(What to do):
What follows are records. Restate all of them word for word.

(Material shown):
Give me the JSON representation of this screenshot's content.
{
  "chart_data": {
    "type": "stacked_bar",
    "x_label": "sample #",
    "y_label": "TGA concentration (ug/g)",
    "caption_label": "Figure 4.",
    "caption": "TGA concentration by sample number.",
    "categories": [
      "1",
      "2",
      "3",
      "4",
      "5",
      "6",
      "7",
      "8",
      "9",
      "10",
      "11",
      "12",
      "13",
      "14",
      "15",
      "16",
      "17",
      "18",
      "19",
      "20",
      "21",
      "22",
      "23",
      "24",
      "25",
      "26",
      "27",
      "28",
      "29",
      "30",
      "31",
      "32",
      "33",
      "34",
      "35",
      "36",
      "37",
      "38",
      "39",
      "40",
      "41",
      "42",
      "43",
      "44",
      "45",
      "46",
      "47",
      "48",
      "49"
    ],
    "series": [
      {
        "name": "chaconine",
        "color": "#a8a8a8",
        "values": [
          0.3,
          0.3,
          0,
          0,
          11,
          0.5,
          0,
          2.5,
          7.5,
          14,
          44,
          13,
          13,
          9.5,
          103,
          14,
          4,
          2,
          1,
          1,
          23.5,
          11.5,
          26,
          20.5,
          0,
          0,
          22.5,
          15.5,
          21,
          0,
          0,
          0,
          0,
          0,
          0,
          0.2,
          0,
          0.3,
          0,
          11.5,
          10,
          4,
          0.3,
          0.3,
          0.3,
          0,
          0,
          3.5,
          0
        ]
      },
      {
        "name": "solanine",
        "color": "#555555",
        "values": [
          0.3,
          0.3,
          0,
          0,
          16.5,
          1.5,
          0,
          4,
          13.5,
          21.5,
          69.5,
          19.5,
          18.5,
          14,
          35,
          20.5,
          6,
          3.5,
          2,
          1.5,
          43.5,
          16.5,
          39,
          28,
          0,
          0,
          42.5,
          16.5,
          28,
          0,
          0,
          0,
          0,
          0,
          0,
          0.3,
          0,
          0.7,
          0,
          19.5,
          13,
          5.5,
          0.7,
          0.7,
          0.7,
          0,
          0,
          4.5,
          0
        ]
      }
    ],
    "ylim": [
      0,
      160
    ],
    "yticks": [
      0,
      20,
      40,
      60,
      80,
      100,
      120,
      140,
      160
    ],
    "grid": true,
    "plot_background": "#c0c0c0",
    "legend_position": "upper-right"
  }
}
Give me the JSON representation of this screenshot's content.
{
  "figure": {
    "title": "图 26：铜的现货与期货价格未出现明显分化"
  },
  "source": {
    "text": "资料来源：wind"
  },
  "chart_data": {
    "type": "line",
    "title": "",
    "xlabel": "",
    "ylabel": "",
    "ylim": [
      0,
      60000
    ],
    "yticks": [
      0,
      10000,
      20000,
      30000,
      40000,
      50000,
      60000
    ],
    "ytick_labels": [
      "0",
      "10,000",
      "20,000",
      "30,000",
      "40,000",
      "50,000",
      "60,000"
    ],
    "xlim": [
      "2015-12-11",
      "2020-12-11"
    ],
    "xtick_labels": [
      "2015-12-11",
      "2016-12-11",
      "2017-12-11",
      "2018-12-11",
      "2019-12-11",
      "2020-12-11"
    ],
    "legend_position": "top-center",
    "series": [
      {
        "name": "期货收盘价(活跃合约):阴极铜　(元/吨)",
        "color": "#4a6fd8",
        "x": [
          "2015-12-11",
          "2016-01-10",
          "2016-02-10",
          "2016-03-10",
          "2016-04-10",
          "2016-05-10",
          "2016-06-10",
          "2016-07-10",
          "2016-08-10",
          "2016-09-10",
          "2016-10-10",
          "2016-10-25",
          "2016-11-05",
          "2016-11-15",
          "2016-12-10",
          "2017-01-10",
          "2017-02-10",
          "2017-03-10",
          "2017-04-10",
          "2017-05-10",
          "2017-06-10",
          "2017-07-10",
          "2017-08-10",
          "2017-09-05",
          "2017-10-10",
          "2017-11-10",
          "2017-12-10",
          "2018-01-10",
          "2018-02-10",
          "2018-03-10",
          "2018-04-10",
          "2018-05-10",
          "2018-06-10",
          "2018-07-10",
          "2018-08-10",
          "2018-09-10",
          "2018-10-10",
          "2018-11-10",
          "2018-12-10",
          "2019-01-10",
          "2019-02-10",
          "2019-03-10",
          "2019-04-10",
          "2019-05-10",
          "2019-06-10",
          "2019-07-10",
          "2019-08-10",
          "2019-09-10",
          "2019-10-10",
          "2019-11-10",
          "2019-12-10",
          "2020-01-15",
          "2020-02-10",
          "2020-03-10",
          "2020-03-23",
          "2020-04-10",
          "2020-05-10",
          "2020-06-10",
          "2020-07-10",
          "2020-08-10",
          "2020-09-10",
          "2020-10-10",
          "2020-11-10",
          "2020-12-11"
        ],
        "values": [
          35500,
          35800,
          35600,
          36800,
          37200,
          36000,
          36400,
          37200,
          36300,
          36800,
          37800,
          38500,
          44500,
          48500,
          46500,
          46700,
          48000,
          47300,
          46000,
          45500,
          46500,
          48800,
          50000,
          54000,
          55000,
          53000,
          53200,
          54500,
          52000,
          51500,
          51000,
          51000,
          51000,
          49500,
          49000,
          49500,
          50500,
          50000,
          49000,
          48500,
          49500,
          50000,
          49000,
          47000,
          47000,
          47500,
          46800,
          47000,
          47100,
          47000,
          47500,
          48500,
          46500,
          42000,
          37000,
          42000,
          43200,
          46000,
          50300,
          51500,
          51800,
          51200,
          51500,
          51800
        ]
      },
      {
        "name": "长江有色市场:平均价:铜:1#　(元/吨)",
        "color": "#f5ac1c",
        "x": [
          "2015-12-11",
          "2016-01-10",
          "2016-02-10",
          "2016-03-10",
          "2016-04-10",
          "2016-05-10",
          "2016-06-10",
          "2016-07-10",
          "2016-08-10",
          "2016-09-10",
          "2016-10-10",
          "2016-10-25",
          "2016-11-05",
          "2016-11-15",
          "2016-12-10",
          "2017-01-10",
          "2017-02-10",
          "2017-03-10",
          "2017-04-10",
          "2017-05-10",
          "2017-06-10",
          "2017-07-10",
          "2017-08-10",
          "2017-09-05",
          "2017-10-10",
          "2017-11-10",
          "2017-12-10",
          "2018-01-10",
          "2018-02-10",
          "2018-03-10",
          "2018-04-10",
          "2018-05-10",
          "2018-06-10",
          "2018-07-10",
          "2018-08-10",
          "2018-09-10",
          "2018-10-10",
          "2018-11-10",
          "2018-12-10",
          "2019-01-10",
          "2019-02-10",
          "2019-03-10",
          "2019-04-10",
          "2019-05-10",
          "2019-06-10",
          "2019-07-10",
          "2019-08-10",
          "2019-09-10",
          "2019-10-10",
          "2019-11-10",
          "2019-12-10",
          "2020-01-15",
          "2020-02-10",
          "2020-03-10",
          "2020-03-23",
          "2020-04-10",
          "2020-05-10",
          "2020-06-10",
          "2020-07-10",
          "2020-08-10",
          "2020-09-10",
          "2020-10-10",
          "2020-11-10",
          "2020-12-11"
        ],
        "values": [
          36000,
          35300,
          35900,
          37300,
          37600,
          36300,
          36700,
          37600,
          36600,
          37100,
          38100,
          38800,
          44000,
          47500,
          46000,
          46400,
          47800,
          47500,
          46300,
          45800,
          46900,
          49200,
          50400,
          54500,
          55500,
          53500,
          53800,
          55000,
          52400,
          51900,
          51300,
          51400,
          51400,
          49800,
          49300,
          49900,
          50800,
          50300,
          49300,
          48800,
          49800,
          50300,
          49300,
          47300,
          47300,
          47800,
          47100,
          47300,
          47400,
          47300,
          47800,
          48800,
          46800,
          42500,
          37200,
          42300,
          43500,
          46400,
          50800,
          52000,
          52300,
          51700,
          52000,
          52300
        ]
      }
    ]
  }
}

(Reply):
Give me the JSON representation of this screenshot's content.
{
  "chart_data": {
    "type": "stacked_bar",
    "x_label": "sample #",
    "y_label": "TGA concentration (ug/g)",
    "caption_label": "Figure 4.",
    "caption": "TGA concentration by sample number.",
    "categories": [
      "1",
      "2",
      "3",
      "4",
      "5",
      "6",
      "7",
      "8",
      "9",
      "10",
      "11",
      "12",
      "13",
      "14",
      "15",
      "16",
      "17",
      "18",
      "19",
      "20",
      "21",
      "22",
      "23",
      "24",
      "25",
      "26",
      "27",
      "28",
      "29",
      "30",
      "31",
      "32",
      "33",
      "34",
      "35",
      "36",
      "37",
      "38",
      "39",
      "40",
      "41",
      "42",
      "43",
      "44",
      "45",
      "46",
      "47",
      "48",
      "49"
    ],
    "series": [
      {
        "name": "chaconine",
        "color": "#a8a8a8",
        "values": [
          0.3,
          0.3,
          0,
          0,
          11,
          0.5,
          0,
          2.5,
          7.5,
          14,
          44,
          13,
          13,
          9.5,
          103,
          14,
          4,
          2,
          1,
          1,
          23.5,
          11.5,
          26,
          20.5,
          0,
          0,
          22.5,
          15.5,
          21,
          0,
          0,
          0,
          0,
          0,
          0,
          0.2,
          0,
          0.3,
          0,
          11.5,
          10,
          4,
          0.3,
          0.3,
          0.3,
          0,
          0,
          3.5,
          0
        ]
      },
      {
        "name": "solanine",
        "color": "#555555",
        "values": [
          0.3,
          0.3,
          0,
          0,
          16.5,
          1.5,
          0,
          4,
          13.5,
          21.5,
          69.5,
          19.5,
          18.5,
          14,
          35,
          20.5,
          6,
          3.5,
          2,
          1.5,
          43.5,
          16.5,
          39,
          28,
          0,
          0,
          42.5,
          16.5,
          28,
          0,
          0,
          0,
          0,
          0,
          0,
          0.3,
          0,
          0.7,
          0,
          19.5,
          13,
          5.5,
          0.7,
          0.7,
          0.7,
          0,
          0,
          4.5,
          0
        ]
      }
    ],
    "ylim": [
      0,
      160
    ],
    "yticks": [
      0,
      20,
      40,
      60,
      80,
      100,
      120,
      140,
      160
    ],
    "grid": true,
    "plot_background": "#c0c0c0",
    "legend_position": "upper-right"
  }
}
Give me the JSON representation of this screenshot's content.
{
  "figure": {
    "title": "图 26：铜的现货与期货价格未出现明显分化"
  },
  "source": {
    "text": "资料来源：wind"
  },
  "chart_data": {
    "type": "line",
    "title": "",
    "xlabel": "",
    "ylabel": "",
    "ylim": [
      0,
      60000
    ],
    "yticks": [
      0,
      10000,
      20000,
      30000,
      40000,
      50000,
      60000
    ],
    "ytick_labels": [
      "0",
      "10,000",
      "20,000",
      "30,000",
      "40,000",
      "50,000",
      "60,000"
    ],
    "xlim": [
      "2015-12-11",
      "2020-12-11"
    ],
    "xtick_labels": [
      "2015-12-11",
      "2016-12-11",
      "2017-12-11",
      "2018-12-11",
      "2019-12-11",
      "2020-12-11"
    ],
    "legend_position": "top-center",
    "series": [
      {
        "name": "期货收盘价(活跃合约):阴极铜　(元/吨)",
        "color": "#4a6fd8",
        "x": [
          "2015-12-11",
          "2016-01-10",
          "2016-02-10",
          "2016-03-10",
          "2016-04-10",
          "2016-05-10",
          "2016-06-10",
          "2016-07-10",
          "2016-08-10",
          "2016-09-10",
          "2016-10-10",
          "2016-10-25",
          "2016-11-05",
          "2016-11-15",
          "2016-12-10",
          "2017-01-10",
          "2017-02-10",
          "2017-03-10",
          "2017-04-10",
          "2017-05-10",
          "2017-06-10",
          "2017-07-10",
          "2017-08-10",
          "2017-09-05",
          "2017-10-10",
          "2017-11-10",
          "2017-12-10",
          "2018-01-10",
          "2018-02-10",
          "2018-03-10",
          "2018-04-10",
          "2018-05-10",
          "2018-06-10",
          "2018-07-10",
          "2018-08-10",
          "2018-09-10",
          "2018-10-10",
          "2018-11-10",
          "2018-12-10",
          "2019-01-10",
          "2019-02-10",
          "2019-03-10",
          "2019-04-10",
          "2019-05-10",
          "2019-06-10",
          "2019-07-10",
          "2019-08-10",
          "2019-09-10",
          "2019-10-10",
          "2019-11-10",
          "2019-12-10",
          "2020-01-15",
          "2020-02-10",
          "2020-03-10",
          "2020-03-23",
          "2020-04-10",
          "2020-05-10",
          "2020-06-10",
          "2020-07-10",
          "2020-08-10",
          "2020-09-10",
          "2020-10-10",
          "2020-11-10",
          "2020-12-11"
        ],
        "values": [
          35500,
          35800,
          35600,
          36800,
          37200,
          36000,
          36400,
          37200,
          36300,
          36800,
          37800,
          38500,
          44500,
          48500,
          46500,
          46700,
          48000,
          47300,
          46000,
          45500,
          46500,
          48800,
          50000,
          54000,
          55000,
          53000,
          53200,
          54500,
          52000,
          51500,
          51000,
          51000,
          51000,
          49500,
          49000,
          49500,
          50500,
          50000,
          49000,
          48500,
          49500,
          50000,
          49000,
          47000,
          47000,
          47500,
          46800,
          47000,
          47100,
          47000,
          47500,
          48500,
          46500,
          42000,
          37000,
          42000,
          43200,
          46000,
          50300,
          51500,
          51800,
          51200,
          51500,
          51800
        ]
      },
      {
        "name": "长江有色市场:平均价:铜:1#　(元/吨)",
        "color": "#f5ac1c",
        "x": [
          "2015-12-11",
          "2016-01-10",
          "2016-02-10",
          "2016-03-10",
          "2016-04-10",
          "2016-05-10",
          "2016-06-10",
          "2016-07-10",
          "2016-08-10",
          "2016-09-10",
          "2016-10-10",
          "2016-10-25",
          "2016-11-05",
          "2016-11-15",
          "2016-12-10",
          "2017-01-10",
          "2017-02-10",
          "2017-03-10",
          "2017-04-10",
          "2017-05-10",
          "2017-06-10",
          "2017-07-10",
          "2017-08-10",
          "2017-09-05",
          "2017-10-10",
          "2017-11-10",
          "2017-12-10",
          "2018-01-10",
          "2018-02-10",
          "2018-03-10",
          "2018-04-10",
          "2018-05-10",
          "2018-06-10",
          "2018-07-10",
          "2018-08-10",
          "2018-09-10",
          "2018-10-10",
          "2018-11-10",
          "2018-12-10",
          "2019-01-10",
          "2019-02-10",
          "2019-03-10",
          "2019-04-10",
          "2019-05-10",
          "2019-06-10",
          "2019-07-10",
          "2019-08-10",
          "2019-09-10",
          "2019-10-10",
          "2019-11-10",
          "2019-12-10",
          "2020-01-15",
          "2020-02-10",
          "2020-03-10",
          "2020-03-23",
          "2020-04-10",
          "2020-05-10",
          "2020-06-10",
          "2020-07-10",
          "2020-08-10",
          "2020-09-10",
          "2020-10-10",
          "2020-11-10",
          "2020-12-11"
        ],
        "values": [
          36000,
          35300,
          35900,
          37300,
          37600,
          36300,
          36700,
          37600,
          36600,
          37100,
          38100,
          38800,
          44000,
          47500,
          46000,
          46400,
          47800,
          47500,
          46300,
          45800,
          46900,
          49200,
          50400,
          54500,
          55500,
          53500,
          53800,
          55000,
          52400,
          51900,
          51300,
          51400,
          51400,
          49800,
          49300,
          49900,
          50800,
          50300,
          49300,
          48800,
          49800,
          50300,
          49300,
          47300,
          47300,
          47800,
          47100,
          47300,
          47400,
          47300,
          47800,
          48800,
          46800,
          42500,
          37200,
          42300,
          43500,
          46400,
          50800,
          52000,
          52300,
          51700,
          52000,
          52300
        ]
      }
    ]
  }
}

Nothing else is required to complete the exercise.